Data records
==*==

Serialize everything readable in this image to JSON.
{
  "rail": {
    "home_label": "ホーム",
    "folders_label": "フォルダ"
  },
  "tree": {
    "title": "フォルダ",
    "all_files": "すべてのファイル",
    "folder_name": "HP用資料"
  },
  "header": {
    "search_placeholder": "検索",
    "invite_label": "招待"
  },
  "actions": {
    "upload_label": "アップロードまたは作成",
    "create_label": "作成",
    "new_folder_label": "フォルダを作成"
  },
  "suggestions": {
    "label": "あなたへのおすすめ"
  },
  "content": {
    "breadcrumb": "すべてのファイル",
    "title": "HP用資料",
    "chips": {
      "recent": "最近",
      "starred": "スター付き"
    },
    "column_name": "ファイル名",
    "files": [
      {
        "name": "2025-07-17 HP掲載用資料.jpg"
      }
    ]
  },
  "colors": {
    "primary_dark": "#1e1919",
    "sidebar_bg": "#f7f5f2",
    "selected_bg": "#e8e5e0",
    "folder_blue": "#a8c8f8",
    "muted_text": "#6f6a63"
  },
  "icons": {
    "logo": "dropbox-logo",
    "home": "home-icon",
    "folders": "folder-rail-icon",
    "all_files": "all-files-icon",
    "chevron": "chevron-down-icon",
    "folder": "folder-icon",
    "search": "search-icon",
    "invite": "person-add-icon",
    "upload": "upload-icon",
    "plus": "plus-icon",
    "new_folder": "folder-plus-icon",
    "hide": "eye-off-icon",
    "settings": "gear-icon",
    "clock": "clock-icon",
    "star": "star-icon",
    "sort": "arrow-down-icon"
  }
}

==*==

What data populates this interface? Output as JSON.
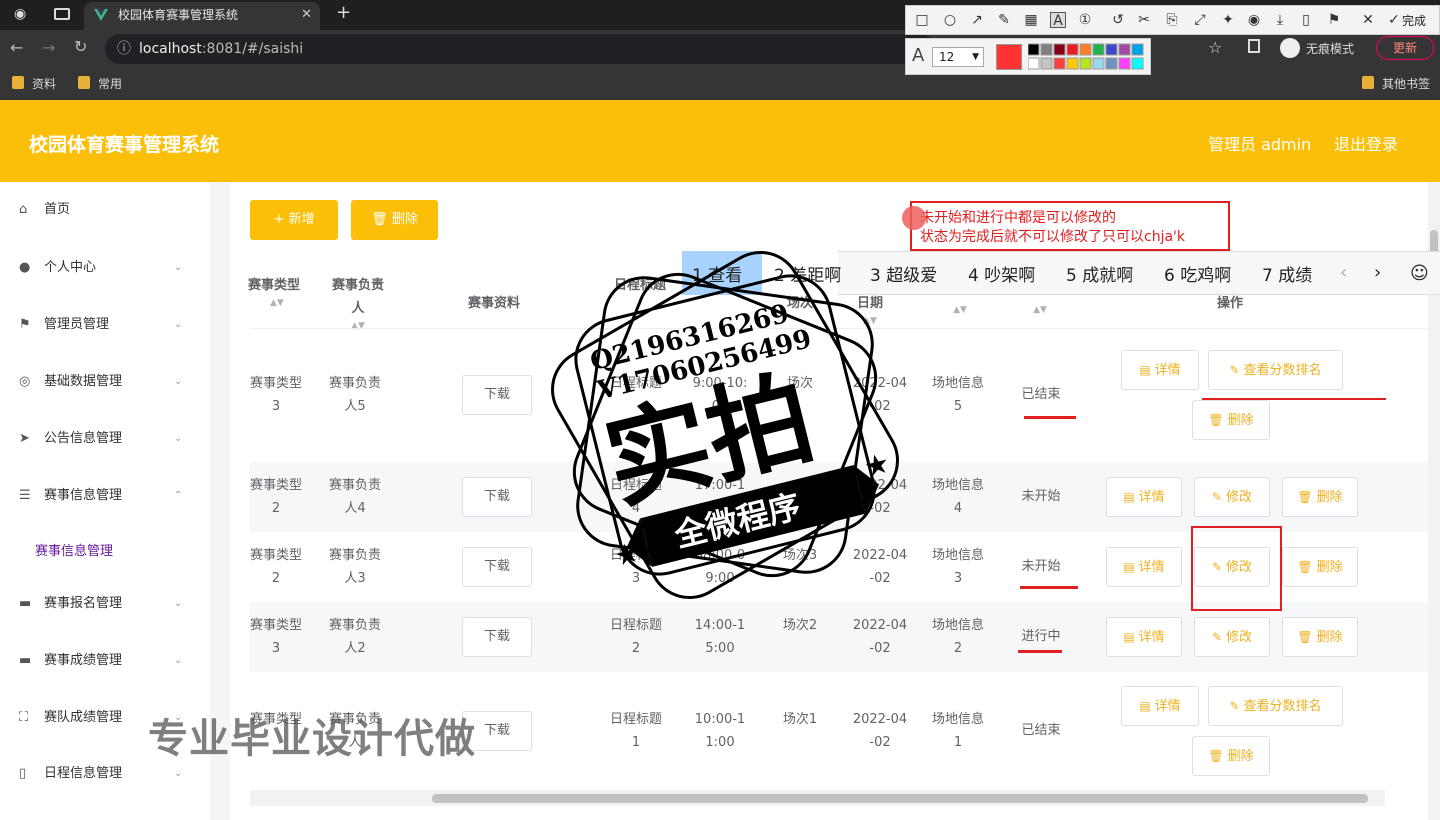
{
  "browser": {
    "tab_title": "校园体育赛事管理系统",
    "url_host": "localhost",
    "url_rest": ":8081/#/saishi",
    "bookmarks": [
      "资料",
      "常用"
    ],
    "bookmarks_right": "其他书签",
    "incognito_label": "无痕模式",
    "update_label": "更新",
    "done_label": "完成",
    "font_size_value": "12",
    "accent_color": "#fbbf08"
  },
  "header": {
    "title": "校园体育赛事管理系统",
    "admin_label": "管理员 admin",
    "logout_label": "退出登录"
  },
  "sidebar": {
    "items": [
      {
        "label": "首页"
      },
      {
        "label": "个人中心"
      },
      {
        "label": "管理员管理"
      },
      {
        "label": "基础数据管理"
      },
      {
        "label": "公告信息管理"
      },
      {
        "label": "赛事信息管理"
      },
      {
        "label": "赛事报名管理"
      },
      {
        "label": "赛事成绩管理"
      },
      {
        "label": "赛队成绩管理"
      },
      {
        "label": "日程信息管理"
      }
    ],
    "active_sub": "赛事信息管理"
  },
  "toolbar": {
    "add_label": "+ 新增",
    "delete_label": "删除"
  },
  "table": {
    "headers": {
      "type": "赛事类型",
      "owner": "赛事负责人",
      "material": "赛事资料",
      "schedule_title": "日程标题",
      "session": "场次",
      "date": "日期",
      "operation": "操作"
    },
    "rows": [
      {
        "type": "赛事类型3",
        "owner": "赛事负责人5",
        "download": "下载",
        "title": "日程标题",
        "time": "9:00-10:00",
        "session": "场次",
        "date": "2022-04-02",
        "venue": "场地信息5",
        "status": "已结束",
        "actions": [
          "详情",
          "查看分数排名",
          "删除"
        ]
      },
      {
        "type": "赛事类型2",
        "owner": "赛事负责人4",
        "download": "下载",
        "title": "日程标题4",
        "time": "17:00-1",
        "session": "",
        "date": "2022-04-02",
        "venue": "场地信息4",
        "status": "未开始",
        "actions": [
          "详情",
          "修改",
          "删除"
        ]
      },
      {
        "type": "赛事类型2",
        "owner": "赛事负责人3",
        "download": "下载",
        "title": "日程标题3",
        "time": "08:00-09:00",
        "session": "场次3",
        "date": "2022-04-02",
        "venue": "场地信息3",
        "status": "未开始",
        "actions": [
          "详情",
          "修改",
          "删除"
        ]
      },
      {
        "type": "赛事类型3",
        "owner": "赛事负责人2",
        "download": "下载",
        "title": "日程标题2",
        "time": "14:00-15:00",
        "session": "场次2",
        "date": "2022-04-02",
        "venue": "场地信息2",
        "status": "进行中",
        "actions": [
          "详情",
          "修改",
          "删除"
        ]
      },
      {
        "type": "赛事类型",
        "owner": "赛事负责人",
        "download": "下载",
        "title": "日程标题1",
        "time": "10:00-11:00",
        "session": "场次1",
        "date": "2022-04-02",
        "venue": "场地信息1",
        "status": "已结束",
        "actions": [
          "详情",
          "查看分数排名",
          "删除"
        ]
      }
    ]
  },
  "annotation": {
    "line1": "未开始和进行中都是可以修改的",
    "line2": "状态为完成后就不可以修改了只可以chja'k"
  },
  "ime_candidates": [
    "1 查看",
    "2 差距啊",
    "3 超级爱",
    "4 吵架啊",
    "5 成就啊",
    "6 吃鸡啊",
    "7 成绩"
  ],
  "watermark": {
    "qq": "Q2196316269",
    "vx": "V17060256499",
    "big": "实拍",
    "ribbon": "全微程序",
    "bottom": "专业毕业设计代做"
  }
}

==*==

• Requirements: Pick out the lines above containing the word "session", then copy them.

• Exercise solution:
      "session": "场次",
        "session": "场次",
        "session": "",
        "session": "场次3",
        "session": "场次2",
        "session": "场次1",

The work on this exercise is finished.